**EXERCISE OBJECTIVE**
Find how many lines in the material hold the word "three", then state that number and nothing more.
[RECORDS SUPPLIED start]
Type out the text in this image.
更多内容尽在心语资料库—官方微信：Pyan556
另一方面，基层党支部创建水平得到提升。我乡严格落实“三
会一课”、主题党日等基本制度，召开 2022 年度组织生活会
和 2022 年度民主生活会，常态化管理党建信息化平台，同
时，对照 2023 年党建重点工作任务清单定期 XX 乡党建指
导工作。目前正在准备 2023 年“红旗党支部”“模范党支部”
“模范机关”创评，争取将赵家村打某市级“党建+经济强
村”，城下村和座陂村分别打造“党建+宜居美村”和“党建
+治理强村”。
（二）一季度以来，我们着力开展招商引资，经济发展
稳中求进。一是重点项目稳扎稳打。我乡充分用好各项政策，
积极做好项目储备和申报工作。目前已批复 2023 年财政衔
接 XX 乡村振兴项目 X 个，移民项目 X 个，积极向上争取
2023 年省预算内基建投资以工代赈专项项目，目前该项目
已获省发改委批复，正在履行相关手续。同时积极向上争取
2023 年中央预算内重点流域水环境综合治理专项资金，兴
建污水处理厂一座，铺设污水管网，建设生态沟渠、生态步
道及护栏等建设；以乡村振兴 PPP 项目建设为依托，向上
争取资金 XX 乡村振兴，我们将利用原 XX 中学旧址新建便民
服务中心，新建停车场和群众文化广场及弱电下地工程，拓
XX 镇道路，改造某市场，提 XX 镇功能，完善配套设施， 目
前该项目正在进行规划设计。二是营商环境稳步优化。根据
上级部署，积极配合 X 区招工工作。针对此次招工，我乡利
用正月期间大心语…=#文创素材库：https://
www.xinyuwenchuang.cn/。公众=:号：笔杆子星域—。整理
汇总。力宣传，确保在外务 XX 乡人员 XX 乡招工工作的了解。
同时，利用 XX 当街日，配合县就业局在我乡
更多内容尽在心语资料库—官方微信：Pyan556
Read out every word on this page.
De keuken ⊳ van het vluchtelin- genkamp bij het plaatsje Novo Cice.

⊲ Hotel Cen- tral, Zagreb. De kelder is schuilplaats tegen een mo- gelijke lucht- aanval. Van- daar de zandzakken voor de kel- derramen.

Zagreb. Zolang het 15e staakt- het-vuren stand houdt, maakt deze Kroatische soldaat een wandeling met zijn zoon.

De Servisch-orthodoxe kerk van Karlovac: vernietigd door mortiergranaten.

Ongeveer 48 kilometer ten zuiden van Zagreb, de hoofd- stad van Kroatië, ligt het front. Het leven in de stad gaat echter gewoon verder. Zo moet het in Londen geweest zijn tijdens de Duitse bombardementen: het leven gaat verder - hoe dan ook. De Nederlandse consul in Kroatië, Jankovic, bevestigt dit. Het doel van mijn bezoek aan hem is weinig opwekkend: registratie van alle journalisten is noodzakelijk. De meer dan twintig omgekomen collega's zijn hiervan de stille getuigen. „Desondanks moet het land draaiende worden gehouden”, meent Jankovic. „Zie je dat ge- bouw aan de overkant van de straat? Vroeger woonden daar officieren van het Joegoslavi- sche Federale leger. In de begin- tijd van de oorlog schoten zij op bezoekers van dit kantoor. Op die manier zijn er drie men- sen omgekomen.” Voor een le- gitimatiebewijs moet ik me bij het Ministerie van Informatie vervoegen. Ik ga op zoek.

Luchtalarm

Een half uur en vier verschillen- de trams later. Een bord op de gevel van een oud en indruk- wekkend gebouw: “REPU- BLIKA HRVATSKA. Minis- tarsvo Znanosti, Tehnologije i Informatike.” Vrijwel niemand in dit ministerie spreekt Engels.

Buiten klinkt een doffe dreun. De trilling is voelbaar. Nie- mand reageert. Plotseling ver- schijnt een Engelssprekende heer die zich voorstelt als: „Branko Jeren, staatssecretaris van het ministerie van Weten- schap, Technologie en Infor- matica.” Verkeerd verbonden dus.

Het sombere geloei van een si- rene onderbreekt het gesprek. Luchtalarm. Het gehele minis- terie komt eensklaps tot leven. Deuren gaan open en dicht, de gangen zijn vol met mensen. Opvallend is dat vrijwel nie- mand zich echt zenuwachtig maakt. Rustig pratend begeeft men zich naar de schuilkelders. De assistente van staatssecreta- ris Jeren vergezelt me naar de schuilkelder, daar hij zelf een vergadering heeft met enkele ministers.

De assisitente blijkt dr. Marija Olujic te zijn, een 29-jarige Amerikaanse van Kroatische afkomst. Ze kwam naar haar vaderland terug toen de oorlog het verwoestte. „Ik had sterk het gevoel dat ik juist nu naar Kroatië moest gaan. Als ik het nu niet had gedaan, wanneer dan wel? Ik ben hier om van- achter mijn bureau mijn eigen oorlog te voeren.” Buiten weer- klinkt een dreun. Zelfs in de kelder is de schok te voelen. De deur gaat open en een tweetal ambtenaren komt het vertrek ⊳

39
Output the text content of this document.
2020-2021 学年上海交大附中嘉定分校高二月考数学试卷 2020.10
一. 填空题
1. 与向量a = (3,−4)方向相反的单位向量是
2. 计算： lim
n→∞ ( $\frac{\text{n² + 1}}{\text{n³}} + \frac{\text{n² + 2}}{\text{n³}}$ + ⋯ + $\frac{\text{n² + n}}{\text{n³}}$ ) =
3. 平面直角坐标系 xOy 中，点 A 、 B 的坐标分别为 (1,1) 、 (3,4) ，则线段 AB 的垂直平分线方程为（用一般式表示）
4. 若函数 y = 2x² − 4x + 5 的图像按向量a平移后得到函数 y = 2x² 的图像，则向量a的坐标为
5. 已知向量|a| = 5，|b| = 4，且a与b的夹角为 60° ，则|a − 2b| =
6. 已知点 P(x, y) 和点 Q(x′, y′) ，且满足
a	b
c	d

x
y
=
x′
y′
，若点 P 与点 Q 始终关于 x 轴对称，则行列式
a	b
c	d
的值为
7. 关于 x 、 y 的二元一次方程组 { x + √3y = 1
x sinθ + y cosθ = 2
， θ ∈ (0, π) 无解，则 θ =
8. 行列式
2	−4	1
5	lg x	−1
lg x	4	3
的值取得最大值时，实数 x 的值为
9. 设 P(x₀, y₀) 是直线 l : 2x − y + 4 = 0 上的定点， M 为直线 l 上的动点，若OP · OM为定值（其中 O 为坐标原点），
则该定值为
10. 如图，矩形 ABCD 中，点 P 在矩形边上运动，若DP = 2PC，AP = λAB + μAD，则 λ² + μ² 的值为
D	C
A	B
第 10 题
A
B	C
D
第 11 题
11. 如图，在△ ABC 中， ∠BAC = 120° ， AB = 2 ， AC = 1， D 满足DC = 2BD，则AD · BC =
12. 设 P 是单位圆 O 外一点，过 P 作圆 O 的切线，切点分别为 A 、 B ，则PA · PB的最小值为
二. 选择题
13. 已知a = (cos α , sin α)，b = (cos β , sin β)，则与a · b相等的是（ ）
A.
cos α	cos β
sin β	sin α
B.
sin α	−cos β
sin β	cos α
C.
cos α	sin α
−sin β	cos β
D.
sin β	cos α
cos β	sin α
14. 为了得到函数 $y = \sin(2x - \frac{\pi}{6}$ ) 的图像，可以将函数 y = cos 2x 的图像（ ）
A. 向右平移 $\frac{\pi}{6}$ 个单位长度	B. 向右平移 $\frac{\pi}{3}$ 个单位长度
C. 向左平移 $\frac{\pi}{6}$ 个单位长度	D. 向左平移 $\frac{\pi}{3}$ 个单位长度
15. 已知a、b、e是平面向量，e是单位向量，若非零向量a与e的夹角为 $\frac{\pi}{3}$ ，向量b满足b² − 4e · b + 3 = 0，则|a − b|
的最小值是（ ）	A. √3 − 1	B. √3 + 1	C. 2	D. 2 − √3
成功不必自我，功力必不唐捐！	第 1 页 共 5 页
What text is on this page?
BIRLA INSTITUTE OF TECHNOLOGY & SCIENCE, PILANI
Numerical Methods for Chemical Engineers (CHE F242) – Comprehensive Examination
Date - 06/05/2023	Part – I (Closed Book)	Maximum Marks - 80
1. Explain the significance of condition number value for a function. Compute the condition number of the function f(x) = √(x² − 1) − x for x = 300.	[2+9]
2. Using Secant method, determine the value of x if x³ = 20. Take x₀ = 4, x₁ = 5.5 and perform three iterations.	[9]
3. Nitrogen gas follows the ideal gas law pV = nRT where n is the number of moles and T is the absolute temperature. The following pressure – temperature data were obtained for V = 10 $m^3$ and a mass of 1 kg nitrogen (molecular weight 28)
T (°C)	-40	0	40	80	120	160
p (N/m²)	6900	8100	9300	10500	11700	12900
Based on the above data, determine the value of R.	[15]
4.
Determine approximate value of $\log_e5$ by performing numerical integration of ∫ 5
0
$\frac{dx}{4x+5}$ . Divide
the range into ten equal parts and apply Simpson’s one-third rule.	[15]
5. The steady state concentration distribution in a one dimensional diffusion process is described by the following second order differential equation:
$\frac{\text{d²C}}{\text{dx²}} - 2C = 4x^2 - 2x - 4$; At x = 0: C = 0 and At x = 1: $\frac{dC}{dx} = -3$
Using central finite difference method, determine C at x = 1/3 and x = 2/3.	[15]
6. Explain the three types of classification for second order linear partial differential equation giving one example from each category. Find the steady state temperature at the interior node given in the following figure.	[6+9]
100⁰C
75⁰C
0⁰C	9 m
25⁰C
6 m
[RECORDS SUPPLIED end]
**RESPONSE TO THIS TASK**
2